Task brief: Your answer should be a single number: the count of lines holding the word "松原市检察机关".
━━━━━━━━
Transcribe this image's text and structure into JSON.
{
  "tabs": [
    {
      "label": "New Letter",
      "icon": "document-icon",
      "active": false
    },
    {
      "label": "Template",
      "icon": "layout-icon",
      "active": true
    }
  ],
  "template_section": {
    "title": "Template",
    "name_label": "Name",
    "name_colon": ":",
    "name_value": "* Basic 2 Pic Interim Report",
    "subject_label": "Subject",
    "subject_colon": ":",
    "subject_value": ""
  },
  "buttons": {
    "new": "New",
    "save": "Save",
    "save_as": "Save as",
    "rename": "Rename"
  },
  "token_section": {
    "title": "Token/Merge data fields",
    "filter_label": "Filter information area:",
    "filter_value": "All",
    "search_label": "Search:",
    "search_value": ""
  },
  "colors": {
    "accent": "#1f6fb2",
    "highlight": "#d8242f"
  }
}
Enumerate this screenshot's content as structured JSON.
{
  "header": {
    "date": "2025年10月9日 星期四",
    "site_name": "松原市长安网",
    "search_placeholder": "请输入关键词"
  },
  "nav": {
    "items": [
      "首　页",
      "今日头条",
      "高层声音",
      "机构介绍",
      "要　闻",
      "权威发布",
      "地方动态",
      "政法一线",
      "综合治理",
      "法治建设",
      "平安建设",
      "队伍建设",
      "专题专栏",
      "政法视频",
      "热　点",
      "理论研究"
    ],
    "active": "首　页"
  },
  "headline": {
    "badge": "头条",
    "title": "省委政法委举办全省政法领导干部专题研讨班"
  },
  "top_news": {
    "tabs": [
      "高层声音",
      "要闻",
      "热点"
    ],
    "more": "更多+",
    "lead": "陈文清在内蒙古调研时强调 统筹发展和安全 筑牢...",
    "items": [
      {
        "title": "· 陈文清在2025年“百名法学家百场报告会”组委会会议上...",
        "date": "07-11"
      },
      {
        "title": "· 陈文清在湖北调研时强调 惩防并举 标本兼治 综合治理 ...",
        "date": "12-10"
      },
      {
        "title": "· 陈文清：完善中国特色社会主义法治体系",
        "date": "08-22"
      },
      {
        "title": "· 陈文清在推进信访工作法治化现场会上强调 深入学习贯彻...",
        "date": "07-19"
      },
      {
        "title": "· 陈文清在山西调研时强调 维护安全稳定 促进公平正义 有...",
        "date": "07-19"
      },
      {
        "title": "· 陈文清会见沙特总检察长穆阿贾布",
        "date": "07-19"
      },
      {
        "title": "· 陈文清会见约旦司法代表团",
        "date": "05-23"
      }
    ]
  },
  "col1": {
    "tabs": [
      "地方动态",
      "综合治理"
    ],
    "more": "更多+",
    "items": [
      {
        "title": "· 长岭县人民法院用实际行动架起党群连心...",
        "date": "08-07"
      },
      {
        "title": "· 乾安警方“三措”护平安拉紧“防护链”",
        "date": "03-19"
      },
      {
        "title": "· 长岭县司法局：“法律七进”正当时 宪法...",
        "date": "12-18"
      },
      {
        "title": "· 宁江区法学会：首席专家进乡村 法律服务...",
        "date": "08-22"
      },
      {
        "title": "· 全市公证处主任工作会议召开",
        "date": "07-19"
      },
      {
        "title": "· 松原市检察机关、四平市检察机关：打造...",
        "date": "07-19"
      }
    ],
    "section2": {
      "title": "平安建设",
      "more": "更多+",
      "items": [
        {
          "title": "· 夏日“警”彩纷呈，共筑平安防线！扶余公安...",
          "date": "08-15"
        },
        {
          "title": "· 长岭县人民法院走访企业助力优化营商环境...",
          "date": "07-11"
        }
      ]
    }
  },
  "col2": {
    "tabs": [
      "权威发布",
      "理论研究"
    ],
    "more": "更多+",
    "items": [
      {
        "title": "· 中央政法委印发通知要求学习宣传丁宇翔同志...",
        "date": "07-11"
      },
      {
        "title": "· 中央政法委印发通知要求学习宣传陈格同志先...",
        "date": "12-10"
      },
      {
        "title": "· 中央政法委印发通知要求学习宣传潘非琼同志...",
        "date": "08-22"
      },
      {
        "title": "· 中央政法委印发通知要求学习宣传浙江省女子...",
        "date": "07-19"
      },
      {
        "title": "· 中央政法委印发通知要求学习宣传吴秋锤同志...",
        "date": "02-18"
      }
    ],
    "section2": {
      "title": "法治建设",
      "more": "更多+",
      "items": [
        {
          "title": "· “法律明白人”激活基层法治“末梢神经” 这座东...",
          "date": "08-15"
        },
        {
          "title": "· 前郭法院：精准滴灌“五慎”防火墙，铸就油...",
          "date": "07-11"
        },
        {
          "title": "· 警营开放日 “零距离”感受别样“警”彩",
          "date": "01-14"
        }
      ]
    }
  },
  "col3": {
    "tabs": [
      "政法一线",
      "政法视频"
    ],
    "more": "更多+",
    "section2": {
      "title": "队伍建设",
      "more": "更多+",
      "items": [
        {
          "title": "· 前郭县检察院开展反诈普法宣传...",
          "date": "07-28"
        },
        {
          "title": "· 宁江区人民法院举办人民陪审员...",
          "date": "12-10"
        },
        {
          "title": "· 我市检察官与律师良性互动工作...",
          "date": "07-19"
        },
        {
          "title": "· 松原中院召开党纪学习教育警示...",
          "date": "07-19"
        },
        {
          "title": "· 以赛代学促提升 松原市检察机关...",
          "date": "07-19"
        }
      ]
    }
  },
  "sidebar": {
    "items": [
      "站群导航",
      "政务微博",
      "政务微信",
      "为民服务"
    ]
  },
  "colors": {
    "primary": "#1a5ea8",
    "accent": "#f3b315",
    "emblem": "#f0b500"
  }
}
━━━━━━━━
Result for this task: 2